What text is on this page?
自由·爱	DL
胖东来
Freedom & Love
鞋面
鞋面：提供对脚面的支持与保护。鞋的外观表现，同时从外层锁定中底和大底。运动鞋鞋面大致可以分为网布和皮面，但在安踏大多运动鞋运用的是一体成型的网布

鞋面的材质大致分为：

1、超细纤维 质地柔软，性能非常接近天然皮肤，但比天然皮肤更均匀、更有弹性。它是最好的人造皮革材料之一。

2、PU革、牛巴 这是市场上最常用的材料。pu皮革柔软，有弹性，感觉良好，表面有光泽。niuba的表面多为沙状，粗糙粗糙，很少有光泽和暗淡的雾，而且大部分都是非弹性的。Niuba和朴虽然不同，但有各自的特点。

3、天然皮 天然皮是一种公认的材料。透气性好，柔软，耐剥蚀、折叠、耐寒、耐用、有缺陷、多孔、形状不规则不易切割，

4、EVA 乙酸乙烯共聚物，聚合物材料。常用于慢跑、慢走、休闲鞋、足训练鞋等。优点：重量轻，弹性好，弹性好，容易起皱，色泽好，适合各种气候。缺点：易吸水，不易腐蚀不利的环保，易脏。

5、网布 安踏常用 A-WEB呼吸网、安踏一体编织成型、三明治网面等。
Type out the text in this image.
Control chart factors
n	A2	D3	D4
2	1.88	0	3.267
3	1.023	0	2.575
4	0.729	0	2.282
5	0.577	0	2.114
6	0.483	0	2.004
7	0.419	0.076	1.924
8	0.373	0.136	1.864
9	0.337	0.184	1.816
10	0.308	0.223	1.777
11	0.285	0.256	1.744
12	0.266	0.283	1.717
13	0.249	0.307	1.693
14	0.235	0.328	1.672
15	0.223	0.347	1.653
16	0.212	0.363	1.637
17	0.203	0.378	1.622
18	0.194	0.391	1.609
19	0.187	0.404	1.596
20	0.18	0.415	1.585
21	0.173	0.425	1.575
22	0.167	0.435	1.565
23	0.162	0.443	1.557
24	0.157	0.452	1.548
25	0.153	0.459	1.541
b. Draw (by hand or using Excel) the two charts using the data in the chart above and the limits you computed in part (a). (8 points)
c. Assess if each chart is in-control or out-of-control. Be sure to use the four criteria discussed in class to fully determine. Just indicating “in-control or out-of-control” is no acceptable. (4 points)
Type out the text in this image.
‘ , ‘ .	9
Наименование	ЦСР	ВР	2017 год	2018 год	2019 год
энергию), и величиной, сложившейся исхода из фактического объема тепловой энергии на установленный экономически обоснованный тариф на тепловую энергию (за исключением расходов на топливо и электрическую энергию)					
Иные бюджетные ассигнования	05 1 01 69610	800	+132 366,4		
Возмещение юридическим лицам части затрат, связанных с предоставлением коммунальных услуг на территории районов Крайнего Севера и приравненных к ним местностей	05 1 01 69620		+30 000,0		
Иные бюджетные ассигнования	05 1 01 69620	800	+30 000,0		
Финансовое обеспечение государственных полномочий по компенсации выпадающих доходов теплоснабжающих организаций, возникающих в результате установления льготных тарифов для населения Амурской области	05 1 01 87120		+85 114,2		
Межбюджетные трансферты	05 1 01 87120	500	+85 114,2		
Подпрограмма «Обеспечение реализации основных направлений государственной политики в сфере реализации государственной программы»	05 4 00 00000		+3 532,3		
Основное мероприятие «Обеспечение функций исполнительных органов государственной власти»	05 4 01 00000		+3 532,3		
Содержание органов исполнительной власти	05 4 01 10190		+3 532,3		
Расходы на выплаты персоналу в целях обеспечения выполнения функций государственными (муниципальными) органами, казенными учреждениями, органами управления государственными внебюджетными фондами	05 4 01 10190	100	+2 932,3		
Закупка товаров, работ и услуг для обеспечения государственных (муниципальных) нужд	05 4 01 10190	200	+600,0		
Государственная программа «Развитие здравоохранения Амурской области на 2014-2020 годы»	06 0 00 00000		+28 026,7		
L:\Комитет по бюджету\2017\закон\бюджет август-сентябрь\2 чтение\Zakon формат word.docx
***
◆ Problem:
Among the lines of the data above, count those holding "услуг" and state only the number.

◆ Task result:
2